▶ [OBJECTIVE]: The entries below contain pictures. Retype everything except those pictures, exactly as given.

▶ [DATASET EXCERPTS]:
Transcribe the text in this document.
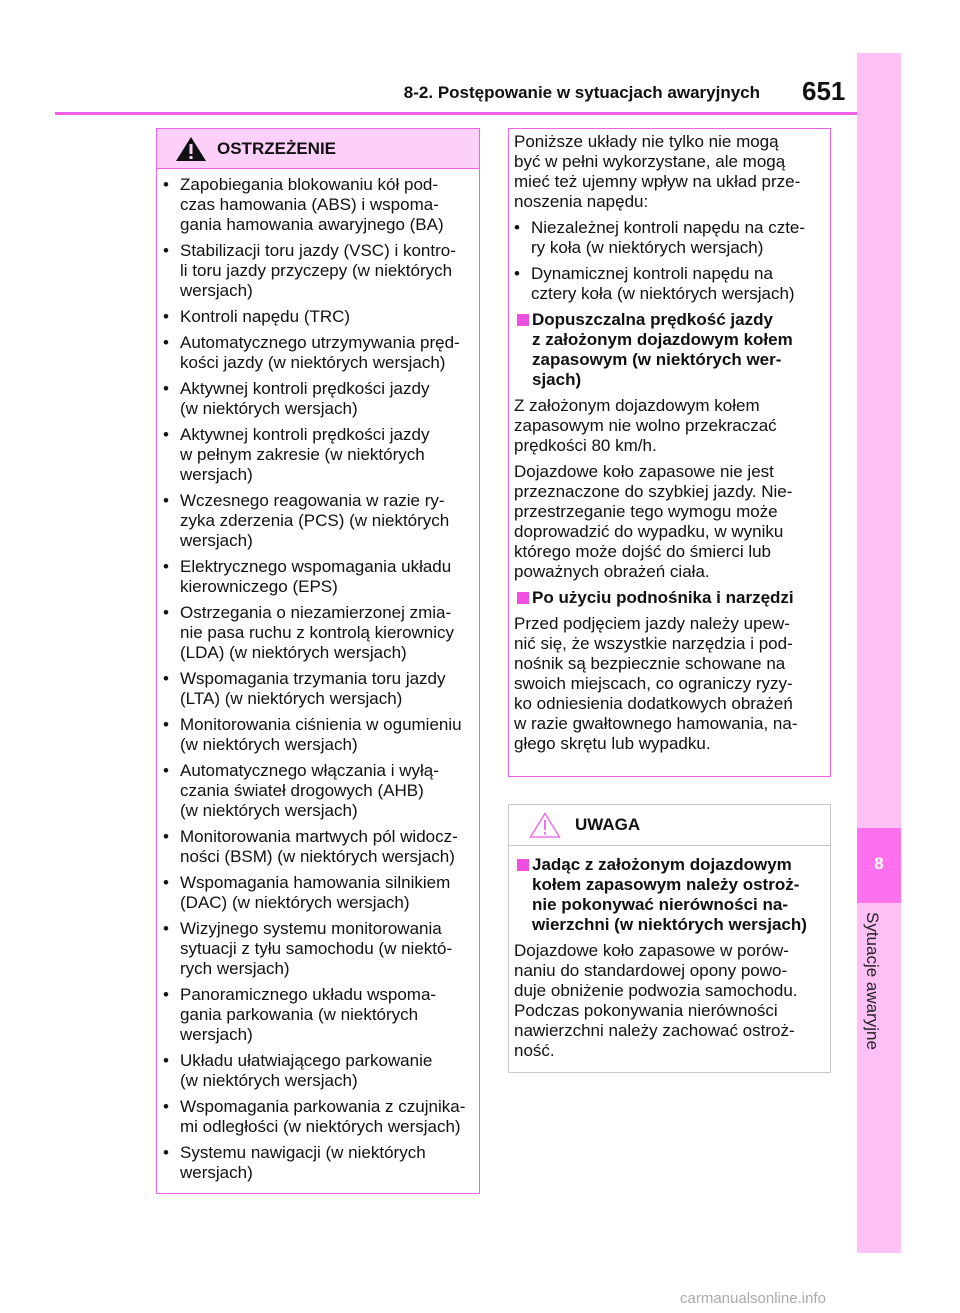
8-2. Postępowanie w sytuacjach awaryjnych 651
8
Sytuacje awaryjne
OSTRZEŻENIE
• Zapobiegania blokowaniu kół pod-
czas hamowania (ABS) i wspoma-
gania hamowania awaryjnego (BA)
• Stabilizacji toru jazdy (VSC) i kontro-
li toru jazdy przyczepy (w niektórych
wersjach)
• Kontroli napędu (TRC)
• Automatycznego utrzymywania pręd-
kości jazdy (w niektórych wersjach)
• Aktywnej kontroli prędkości jazdy
(w niektórych wersjach)
• Aktywnej kontroli prędkości jazdy
w pełnym zakresie (w niektórych
wersjach)
• Wczesnego reagowania w razie ry-
zyka zderzenia (PCS) (w niektórych
wersjach)
• Elektrycznego wspomagania układu
kierowniczego (EPS)
• Ostrzegania o niezamierzonej zmia-
nie pasa ruchu z kontrolą kierownicy
(LDA) (w niektórych wersjach)
• Wspomagania trzymania toru jazdy
(LTA) (w niektórych wersjach)
• Monitorowania ciśnienia w ogumieniu
(w niektórych wersjach)
• Automatycznego włączania i wyłą-
czania świateł drogowych (AHB)
(w niektórych wersjach)
• Monitorowania martwych pól widocz-
ności (BSM) (w niektórych wersjach)
• Wspomagania hamowania silnikiem
(DAC) (w niektórych wersjach)
• Wizyjnego systemu monitorowania
sytuacji z tyłu samochodu (w niektó-
rych wersjach)
• Panoramicznego układu wspoma-
gania parkowania (w niektórych
wersjach)
• Układu ułatwiającego parkowanie
(w niektórych wersjach)
• Wspomagania parkowania z czujnika-
mi odległości (w niektórych wersjach)
• Systemu nawigacji (w niektórych
wersjach)
Poniższe układy nie tylko nie mogą
być w pełni wykorzystane, ale mogą
mieć też ujemny wpływ na układ prze-
noszenia napędu:
• Niezależnej kontroli napędu na czte-
ry koła (w niektórych wersjach)
• Dynamicznej kontroli napędu na
cztery koła (w niektórych wersjach)
Dopuszczalna prędkość jazdy
z założonym dojazdowym kołem
zapasowym (w niektórych wer-
sjach)
Z założonym dojazdowym kołem
zapasowym nie wolno przekraczać
prędkości 80 km/h.
Dojazdowe koło zapasowe nie jest
przeznaczone do szybkiej jazdy. Nie-
przestrzeganie tego wymogu może
doprowadzić do wypadku, w wyniku
którego może dojść do śmierci lub
poważnych obrażeń ciała.
Po użyciu podnośnika i narzędzi
Przed podjęciem jazdy należy upew-
nić się, że wszystkie narzędzia i pod-
nośnik są bezpiecznie schowane na
swoich miejscach, co ograniczy ryzy-
ko odniesienia dodatkowych obrażeń
w razie gwałtownego hamowania, na-
głego skrętu lub wypadku.
UWAGA
Jadąc z założonym dojazdowym
kołem zapasowym należy ostroż-
nie pokonywać nierówności na-
wierzchni (w niektórych wersjach)
Dojazdowe koło zapasowe w porów-
naniu do standardowej opony powo-
duje obniżenie podwozia samochodu.
Podczas pokonywania nierówności
nawierzchni należy zachować ostroż-
ność.
carmanualsonline.info
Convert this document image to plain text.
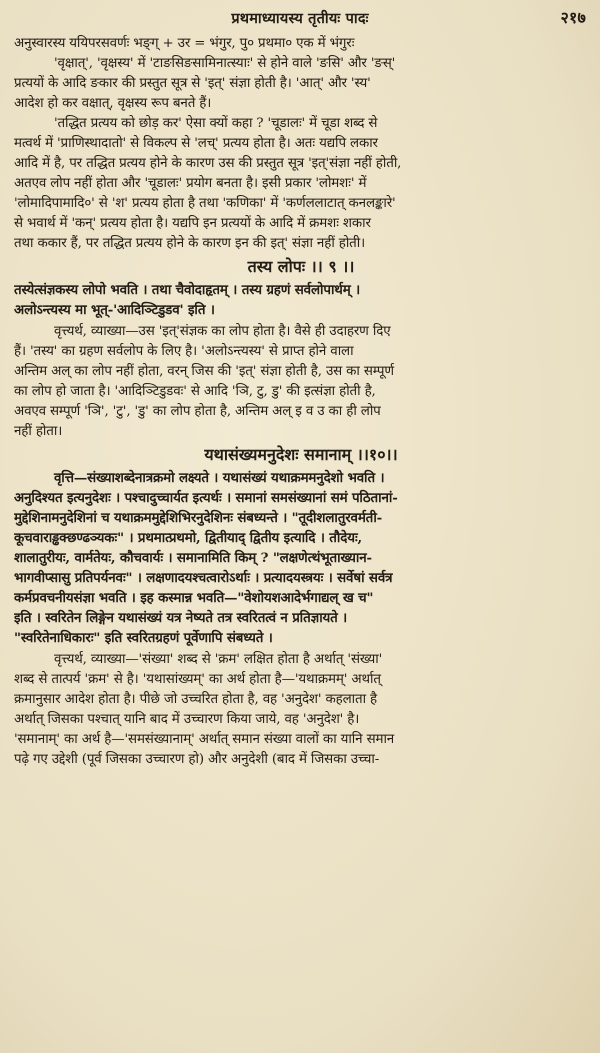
प्रथमाध्यायस्य तृतीयः पादः	२१७
अनुस्वारस्य ययिपरसवर्णः भङ्ग् + उर = भंगुर, पु० प्रथमा० एक में भंगुरः
'वृक्षात्', 'वृक्षस्य' में 'टाङसिङसामिनात्स्याः' से होने वाले 'ङसि' और 'ङस्'
प्रत्ययों के आदि ङकार की प्रस्तुत सूत्र से 'इत्' संज्ञा होती है। 'आत्' और 'स्य'
आदेश हो कर वक्षात्, वृक्षस्य रूप बनते हैं।
'तद्धित प्रत्यय को छोड़ कर' ऐसा क्यों कहा ? 'चूडालः' में चूडा शब्द से
मत्वर्थ में 'प्राणिस्थादातो' से विकल्प से 'लच्' प्रत्यय होता है। अतः यद्यपि लकार
आदि में है, पर तद्धित प्रत्यय होने के कारण उस की प्रस्तुत सूत्र 'इत्'संज्ञा नहीं होती,
अतएव लोप नहीं होता और 'चूडालः' प्रयोग बनता है। इसी प्रकार 'लोमशः' में
'लोमादिपामादि०' से 'श' प्रत्यय होता है तथा 'कणिका' में 'कर्णललाटात् कनलङ्कारे'
से भवार्थ में 'कन्' प्रत्यय होता है। यद्यपि इन प्रत्ययों के आदि में क्रमशः शकार
तथा ककार हैं, पर तद्धित प्रत्यय होने के कारण इन की इत्' संज्ञा नहीं होती।
तस्य लोपः ।। ९ ।।
तस्येत्संज्ञकस्य लोपो भवति । तथा चैवोदाहृतम् । तस्य ग्रहणं सर्वलोपार्थम् ।
अलोऽन्त्यस्य मा भूत्-'आदिञ्टिडुडव' इति ।
वृत्त्यर्थ, व्याख्या—उस 'इत्'संज्ञक का लोप होता है। वैसे ही उदाहरण दिए
हैं। 'तस्य' का ग्रहण सर्वलोप के लिए है। 'अलोऽन्त्यस्य' से प्राप्त होने वाला
अन्तिम अल् का लोप नहीं होता, वरन् जिस की 'इत्' संज्ञा होती है, उस का सम्पूर्ण
का लोप हो जाता है। 'आदिञ्टिडुडवः' से आदि 'ञि, टु, डु' की इत्संज्ञा होती है,
अवएव सम्पूर्ण 'ञि', 'टु', 'डु' का लोप होता है, अन्तिम अल् इ व उ का ही लोप
नहीं होता।
यथासंख्यमनुदेशः समानाम् ।।१०।।
वृत्ति—संख्याशब्देनात्रक्रमो लक्ष्यते । यथासंख्यं यथाक्रममनुदेशो भवति ।
अनुदिश्यत इत्यनुदेशः । पश्चादुच्चार्यत इत्यर्थः । समानां समसंख्यानां समं पठितानां-
मुद्देशिनामनुदेशिनां च यथाक्रममुद्देशिभिरनुदेशिनः संबध्यन्ते । "तूदीशलातुरवर्मती-
कूचवाराड्ढक्छण्ढञ्यकः" । प्रथमात्प्रथमो, द्वितीयाद् द्वितीय इत्यादि । तौदेयः,
शालातुरीयः, वार्मतेयः, कौचवार्यः । समानामिति किम् ? "लक्षणेत्थंभूताख्यान-
भागवीप्सासु प्रतिपर्यनवः" । लक्षणादयश्चत्वारोऽर्थाः । प्रत्यादयस्त्रयः । सर्वेषां सर्वत्र
कर्मप्रवचनीयसंज्ञा भवति । इह कस्मान्न भवति—"वेशोयशआदेर्भगाद्यल् ख च"
इति । स्वरितेन लिङ्गेन यथासंख्यं यत्र नेष्यते तत्र स्वरितत्वं न प्रतिज्ञायते ।
"स्वरितेनाधिकारः" इति स्वरितग्रहणं पूर्वेणापि संबध्यते ।
वृत्त्यर्थ, व्याख्या—'संख्या' शब्द से 'क्रम' लक्षित होता है अर्थात् 'संख्या'
शब्द से तात्पर्य 'क्रम' से है। 'यथासांख्यम्' का अर्थ होता है—'यथाक्रमम्' अर्थात्
क्रमानुसार आदेश होता है। पीछे जो उच्चरित होता है, वह 'अनुदेश' कहलाता है
अर्थात् जिसका पश्चात् यानि बाद में उच्चारण किया जाये, वह 'अनुदेश' है।
'समानाम्' का अर्थ है—'समसंख्यानाम्' अर्थात् समान संख्या वालों का यानि समान
पढ़े गए उद्देशी (पूर्व जिसका उच्चारण हो) और अनुदेशी (बाद में जिसका उच्चा-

▶ [TASK RESPONSE]:
Transcribe the text in this document.
8-2. Postępowanie w sytuacjach awaryjnych 651
8
Sytuacje awaryjne
OSTRZEŻENIE
• Zapobiegania blokowaniu kół pod-
czas hamowania (ABS) i wspoma-
gania hamowania awaryjnego (BA)
• Stabilizacji toru jazdy (VSC) i kontro-
li toru jazdy przyczepy (w niektórych
wersjach)
• Kontroli napędu (TRC)
• Automatycznego utrzymywania pręd-
kości jazdy (w niektórych wersjach)
• Aktywnej kontroli prędkości jazdy
(w niektórych wersjach)
• Aktywnej kontroli prędkości jazdy
w pełnym zakresie (w niektórych
wersjach)
• Wczesnego reagowania w razie ry-
zyka zderzenia (PCS) (w niektórych
wersjach)
• Elektrycznego wspomagania układu
kierowniczego (EPS)
• Ostrzegania o niezamierzonej zmia-
nie pasa ruchu z kontrolą kierownicy
(LDA) (w niektórych wersjach)
• Wspomagania trzymania toru jazdy
(LTA) (w niektórych wersjach)
• Monitorowania ciśnienia w ogumieniu
(w niektórych wersjach)
• Automatycznego włączania i wyłą-
czania świateł drogowych (AHB)
(w niektórych wersjach)
• Monitorowania martwych pól widocz-
ności (BSM) (w niektórych wersjach)
• Wspomagania hamowania silnikiem
(DAC) (w niektórych wersjach)
• Wizyjnego systemu monitorowania
sytuacji z tyłu samochodu (w niektó-
rych wersjach)
• Panoramicznego układu wspoma-
gania parkowania (w niektórych
wersjach)
• Układu ułatwiającego parkowanie
(w niektórych wersjach)
• Wspomagania parkowania z czujnika-
mi odległości (w niektórych wersjach)
• Systemu nawigacji (w niektórych
wersjach)
Poniższe układy nie tylko nie mogą
być w pełni wykorzystane, ale mogą
mieć też ujemny wpływ na układ prze-
noszenia napędu:
• Niezależnej kontroli napędu na czte-
ry koła (w niektórych wersjach)
• Dynamicznej kontroli napędu na
cztery koła (w niektórych wersjach)
Dopuszczalna prędkość jazdy
z założonym dojazdowym kołem
zapasowym (w niektórych wer-
sjach)
Z założonym dojazdowym kołem
zapasowym nie wolno przekraczać
prędkości 80 km/h.
Dojazdowe koło zapasowe nie jest
przeznaczone do szybkiej jazdy. Nie-
przestrzeganie tego wymogu może
doprowadzić do wypadku, w wyniku
którego może dojść do śmierci lub
poważnych obrażeń ciała.
Po użyciu podnośnika i narzędzi
Przed podjęciem jazdy należy upew-
nić się, że wszystkie narzędzia i pod-
nośnik są bezpiecznie schowane na
swoich miejscach, co ograniczy ryzy-
ko odniesienia dodatkowych obrażeń
w razie gwałtownego hamowania, na-
głego skrętu lub wypadku.
UWAGA
Jadąc z założonym dojazdowym
kołem zapasowym należy ostroż-
nie pokonywać nierówności na-
wierzchni (w niektórych wersjach)
Dojazdowe koło zapasowe w porów-
naniu do standardowej opony powo-
duje obniżenie podwozia samochodu.
Podczas pokonywania nierówności
nawierzchni należy zachować ostroż-
ność.
carmanualsonline.info
Convert this document image to plain text.
प्रथमाध्यायस्य तृतीयः पादः	२१७
अनुस्वारस्य ययिपरसवर्णः भङ्ग् + उर = भंगुर, पु० प्रथमा० एक में भंगुरः
'वृक्षात्', 'वृक्षस्य' में 'टाङसिङसामिनात्स्याः' से होने वाले 'ङसि' और 'ङस्'
प्रत्ययों के आदि ङकार की प्रस्तुत सूत्र से 'इत्' संज्ञा होती है। 'आत्' और 'स्य'
आदेश हो कर वक्षात्, वृक्षस्य रूप बनते हैं।
'तद्धित प्रत्यय को छोड़ कर' ऐसा क्यों कहा ? 'चूडालः' में चूडा शब्द से
मत्वर्थ में 'प्राणिस्थादातो' से विकल्प से 'लच्' प्रत्यय होता है। अतः यद्यपि लकार
आदि में है, पर तद्धित प्रत्यय होने के कारण उस की प्रस्तुत सूत्र 'इत्'संज्ञा नहीं होती,
अतएव लोप नहीं होता और 'चूडालः' प्रयोग बनता है। इसी प्रकार 'लोमशः' में
'लोमादिपामादि०' से 'श' प्रत्यय होता है तथा 'कणिका' में 'कर्णललाटात् कनलङ्कारे'
से भवार्थ में 'कन्' प्रत्यय होता है। यद्यपि इन प्रत्ययों के आदि में क्रमशः शकार
तथा ककार हैं, पर तद्धित प्रत्यय होने के कारण इन की इत्' संज्ञा नहीं होती।
तस्य लोपः ।। ९ ।।
तस्येत्संज्ञकस्य लोपो भवति । तथा चैवोदाहृतम् । तस्य ग्रहणं सर्वलोपार्थम् ।
अलोऽन्त्यस्य मा भूत्-'आदिञ्टिडुडव' इति ।
वृत्त्यर्थ, व्याख्या—उस 'इत्'संज्ञक का लोप होता है। वैसे ही उदाहरण दिए
हैं। 'तस्य' का ग्रहण सर्वलोप के लिए है। 'अलोऽन्त्यस्य' से प्राप्त होने वाला
अन्तिम अल् का लोप नहीं होता, वरन् जिस की 'इत्' संज्ञा होती है, उस का सम्पूर्ण
का लोप हो जाता है। 'आदिञ्टिडुडवः' से आदि 'ञि, टु, डु' की इत्संज्ञा होती है,
अवएव सम्पूर्ण 'ञि', 'टु', 'डु' का लोप होता है, अन्तिम अल् इ व उ का ही लोप
नहीं होता।
यथासंख्यमनुदेशः समानाम् ।।१०।।
वृत्ति—संख्याशब्देनात्रक्रमो लक्ष्यते । यथासंख्यं यथाक्रममनुदेशो भवति ।
अनुदिश्यत इत्यनुदेशः । पश्चादुच्चार्यत इत्यर्थः । समानां समसंख्यानां समं पठितानां-
मुद्देशिनामनुदेशिनां च यथाक्रममुद्देशिभिरनुदेशिनः संबध्यन्ते । "तूदीशलातुरवर्मती-
कूचवाराड्ढक्छण्ढञ्यकः" । प्रथमात्प्रथमो, द्वितीयाद् द्वितीय इत्यादि । तौदेयः,
शालातुरीयः, वार्मतेयः, कौचवार्यः । समानामिति किम् ? "लक्षणेत्थंभूताख्यान-
भागवीप्सासु प्रतिपर्यनवः" । लक्षणादयश्चत्वारोऽर्थाः । प्रत्यादयस्त्रयः । सर्वेषां सर्वत्र
कर्मप्रवचनीयसंज्ञा भवति । इह कस्मान्न भवति—"वेशोयशआदेर्भगाद्यल् ख च"
इति । स्वरितेन लिङ्गेन यथासंख्यं यत्र नेष्यते तत्र स्वरितत्वं न प्रतिज्ञायते ।
"स्वरितेनाधिकारः" इति स्वरितग्रहणं पूर्वेणापि संबध्यते ।
वृत्त्यर्थ, व्याख्या—'संख्या' शब्द से 'क्रम' लक्षित होता है अर्थात् 'संख्या'
शब्द से तात्पर्य 'क्रम' से है। 'यथासांख्यम्' का अर्थ होता है—'यथाक्रमम्' अर्थात्
क्रमानुसार आदेश होता है। पीछे जो उच्चरित होता है, वह 'अनुदेश' कहलाता है
अर्थात् जिसका पश्चात् यानि बाद में उच्चारण किया जाये, वह 'अनुदेश' है।
'समानाम्' का अर्थ है—'समसंख्यानाम्' अर्थात् समान संख्या वालों का यानि समान
पढ़े गए उद्देशी (पूर्व जिसका उच्चारण हो) और अनुदेशी (बाद में जिसका उच्चा-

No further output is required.